The request:
What is the count of lines that hold the word "xlabel"? Give only the number.

[Rows from a figure dataset]
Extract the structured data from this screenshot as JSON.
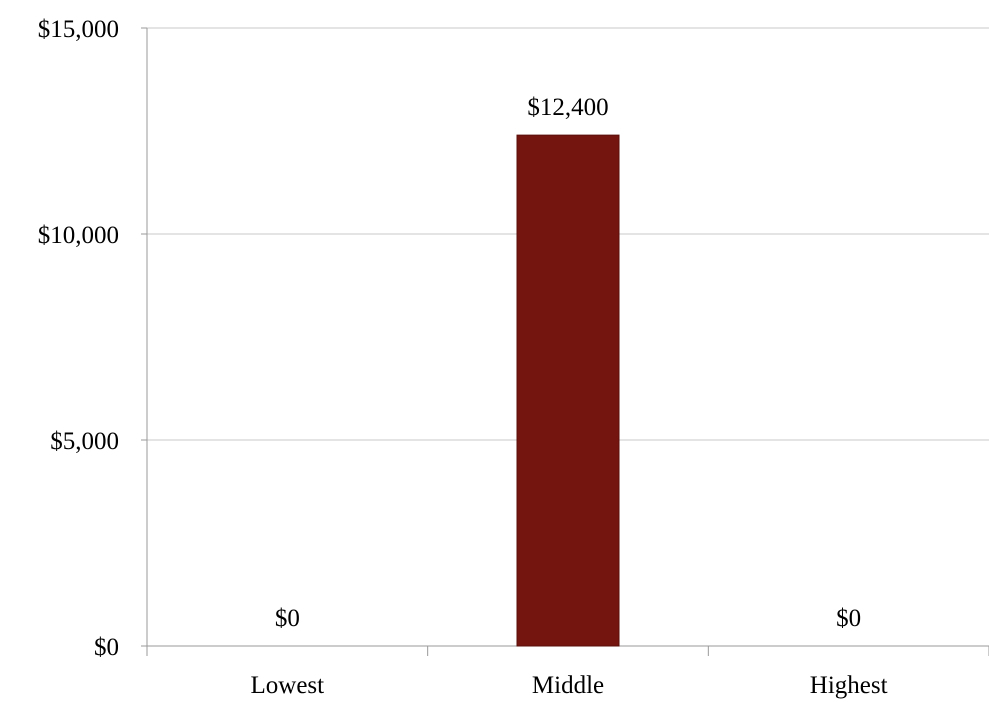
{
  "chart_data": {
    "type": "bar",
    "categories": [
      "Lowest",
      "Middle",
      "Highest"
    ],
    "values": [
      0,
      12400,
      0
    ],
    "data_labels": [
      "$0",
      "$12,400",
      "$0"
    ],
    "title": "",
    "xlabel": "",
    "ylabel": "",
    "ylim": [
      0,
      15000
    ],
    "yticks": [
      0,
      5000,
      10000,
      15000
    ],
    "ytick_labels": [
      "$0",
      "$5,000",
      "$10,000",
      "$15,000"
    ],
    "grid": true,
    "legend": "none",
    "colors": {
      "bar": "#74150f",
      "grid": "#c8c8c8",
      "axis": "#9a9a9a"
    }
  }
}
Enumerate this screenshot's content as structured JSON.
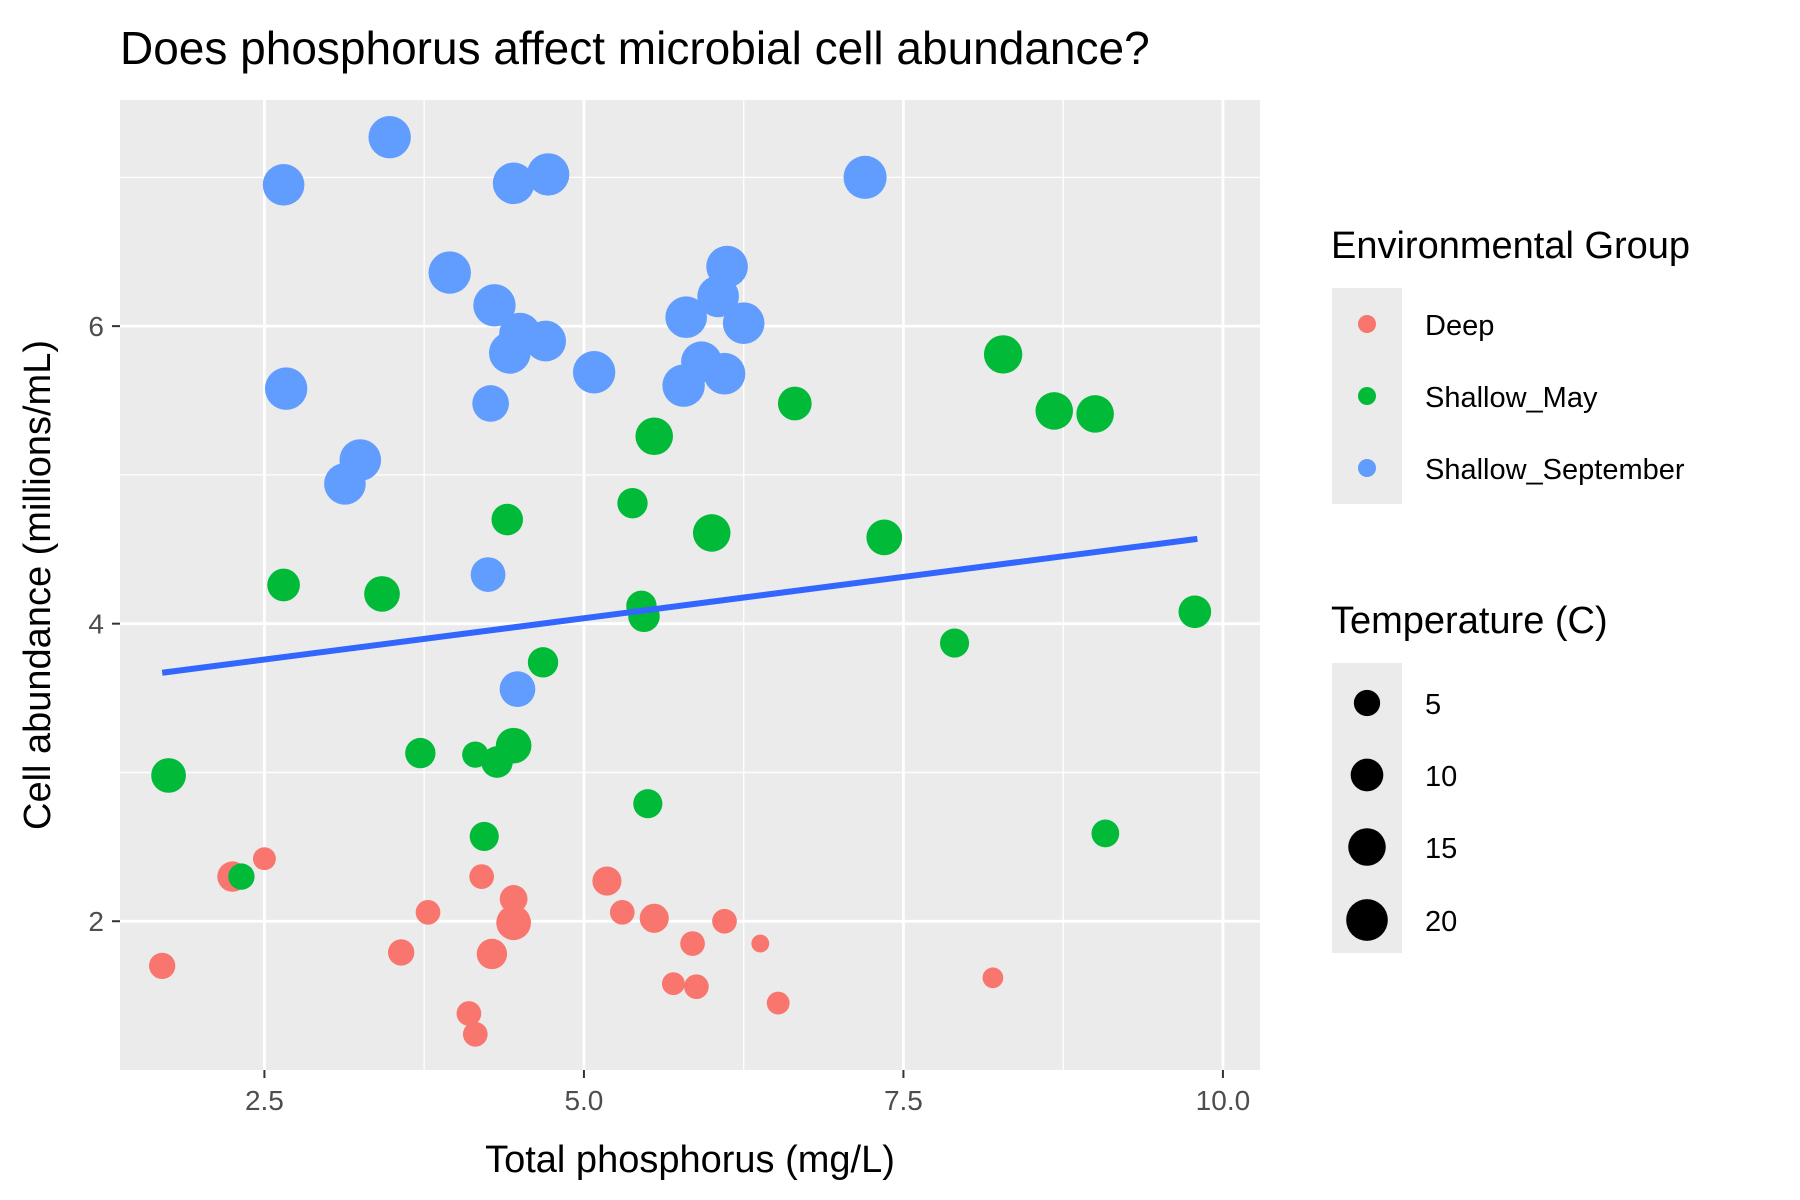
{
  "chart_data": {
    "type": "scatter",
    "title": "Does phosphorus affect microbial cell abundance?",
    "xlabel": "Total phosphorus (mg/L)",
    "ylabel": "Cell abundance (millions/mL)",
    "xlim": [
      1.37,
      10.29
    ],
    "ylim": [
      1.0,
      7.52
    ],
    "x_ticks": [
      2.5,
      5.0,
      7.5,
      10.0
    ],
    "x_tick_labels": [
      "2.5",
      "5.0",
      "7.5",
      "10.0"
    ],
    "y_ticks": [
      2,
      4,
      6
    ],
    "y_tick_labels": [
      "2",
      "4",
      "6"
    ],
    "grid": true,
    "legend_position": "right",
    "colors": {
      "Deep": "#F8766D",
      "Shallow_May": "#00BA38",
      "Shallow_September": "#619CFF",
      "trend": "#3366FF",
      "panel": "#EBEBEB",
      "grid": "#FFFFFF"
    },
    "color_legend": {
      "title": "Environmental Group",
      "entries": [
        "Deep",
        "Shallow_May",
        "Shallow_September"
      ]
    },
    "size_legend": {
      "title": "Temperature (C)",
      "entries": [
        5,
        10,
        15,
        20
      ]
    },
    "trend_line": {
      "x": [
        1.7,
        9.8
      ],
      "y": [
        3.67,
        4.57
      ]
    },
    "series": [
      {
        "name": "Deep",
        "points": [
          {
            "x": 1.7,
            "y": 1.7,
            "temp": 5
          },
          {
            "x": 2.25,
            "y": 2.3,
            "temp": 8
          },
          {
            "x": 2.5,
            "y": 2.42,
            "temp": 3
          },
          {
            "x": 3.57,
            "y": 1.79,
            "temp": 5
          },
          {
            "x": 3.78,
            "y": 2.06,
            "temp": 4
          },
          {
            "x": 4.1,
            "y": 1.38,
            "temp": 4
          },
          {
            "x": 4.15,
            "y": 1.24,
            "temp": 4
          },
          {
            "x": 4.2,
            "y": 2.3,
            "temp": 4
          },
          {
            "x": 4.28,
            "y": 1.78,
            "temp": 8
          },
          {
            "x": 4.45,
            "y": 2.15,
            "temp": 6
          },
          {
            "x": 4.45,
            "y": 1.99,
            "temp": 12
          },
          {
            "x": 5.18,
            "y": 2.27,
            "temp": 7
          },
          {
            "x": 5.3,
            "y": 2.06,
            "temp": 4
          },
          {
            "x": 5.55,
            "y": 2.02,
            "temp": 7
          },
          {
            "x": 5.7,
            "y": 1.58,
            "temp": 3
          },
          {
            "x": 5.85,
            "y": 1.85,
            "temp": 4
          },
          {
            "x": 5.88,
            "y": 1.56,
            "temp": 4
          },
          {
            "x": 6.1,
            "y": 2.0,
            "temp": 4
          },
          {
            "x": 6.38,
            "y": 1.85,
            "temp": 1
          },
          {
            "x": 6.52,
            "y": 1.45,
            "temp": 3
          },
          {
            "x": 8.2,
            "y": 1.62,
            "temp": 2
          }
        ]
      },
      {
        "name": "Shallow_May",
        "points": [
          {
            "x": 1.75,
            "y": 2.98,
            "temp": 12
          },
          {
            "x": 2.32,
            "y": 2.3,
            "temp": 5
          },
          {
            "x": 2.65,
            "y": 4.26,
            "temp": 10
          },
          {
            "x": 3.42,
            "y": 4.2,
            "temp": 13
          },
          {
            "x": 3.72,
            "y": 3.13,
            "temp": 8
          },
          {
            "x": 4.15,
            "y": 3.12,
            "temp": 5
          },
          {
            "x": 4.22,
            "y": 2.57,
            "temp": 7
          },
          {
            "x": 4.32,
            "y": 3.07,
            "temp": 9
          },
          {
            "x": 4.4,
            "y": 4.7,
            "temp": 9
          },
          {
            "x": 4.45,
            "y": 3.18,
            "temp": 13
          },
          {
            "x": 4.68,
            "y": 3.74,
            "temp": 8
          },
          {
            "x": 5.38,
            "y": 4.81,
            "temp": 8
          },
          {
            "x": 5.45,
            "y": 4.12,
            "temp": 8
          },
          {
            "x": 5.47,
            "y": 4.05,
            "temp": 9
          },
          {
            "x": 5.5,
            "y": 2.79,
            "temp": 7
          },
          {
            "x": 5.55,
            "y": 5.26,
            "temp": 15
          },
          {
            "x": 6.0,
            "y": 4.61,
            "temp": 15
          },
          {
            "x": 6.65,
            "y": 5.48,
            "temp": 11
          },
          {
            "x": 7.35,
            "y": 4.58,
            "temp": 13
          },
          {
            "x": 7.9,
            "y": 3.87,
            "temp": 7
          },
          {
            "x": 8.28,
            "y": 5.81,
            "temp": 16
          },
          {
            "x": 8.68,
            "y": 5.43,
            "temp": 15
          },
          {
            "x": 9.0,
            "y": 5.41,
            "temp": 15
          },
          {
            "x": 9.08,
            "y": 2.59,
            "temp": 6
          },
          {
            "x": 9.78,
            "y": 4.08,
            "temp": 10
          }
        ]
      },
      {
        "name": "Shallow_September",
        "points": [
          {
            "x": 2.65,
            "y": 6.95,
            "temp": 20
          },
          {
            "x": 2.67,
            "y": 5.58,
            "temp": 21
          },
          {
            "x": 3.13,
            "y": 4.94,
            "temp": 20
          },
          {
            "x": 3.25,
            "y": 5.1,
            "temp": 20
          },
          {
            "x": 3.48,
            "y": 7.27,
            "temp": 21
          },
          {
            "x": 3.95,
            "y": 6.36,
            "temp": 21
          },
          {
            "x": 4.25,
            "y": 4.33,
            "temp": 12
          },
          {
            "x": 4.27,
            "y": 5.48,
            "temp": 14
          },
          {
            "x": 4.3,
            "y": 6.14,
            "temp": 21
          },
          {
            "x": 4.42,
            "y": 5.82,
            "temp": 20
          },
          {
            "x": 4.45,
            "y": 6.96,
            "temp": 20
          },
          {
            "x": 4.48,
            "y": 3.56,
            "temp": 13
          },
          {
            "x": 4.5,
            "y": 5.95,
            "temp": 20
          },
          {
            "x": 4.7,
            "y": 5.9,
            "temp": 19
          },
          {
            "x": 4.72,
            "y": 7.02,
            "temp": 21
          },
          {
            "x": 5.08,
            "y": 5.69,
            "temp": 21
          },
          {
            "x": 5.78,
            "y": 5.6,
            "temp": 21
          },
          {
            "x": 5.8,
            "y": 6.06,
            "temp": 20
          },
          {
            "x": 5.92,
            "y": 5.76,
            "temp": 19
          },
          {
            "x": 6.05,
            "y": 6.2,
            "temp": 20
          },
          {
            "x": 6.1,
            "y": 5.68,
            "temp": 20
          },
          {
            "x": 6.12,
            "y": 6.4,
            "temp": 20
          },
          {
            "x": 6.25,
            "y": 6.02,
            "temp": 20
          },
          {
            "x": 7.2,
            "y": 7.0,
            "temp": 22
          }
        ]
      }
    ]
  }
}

Finished task:
2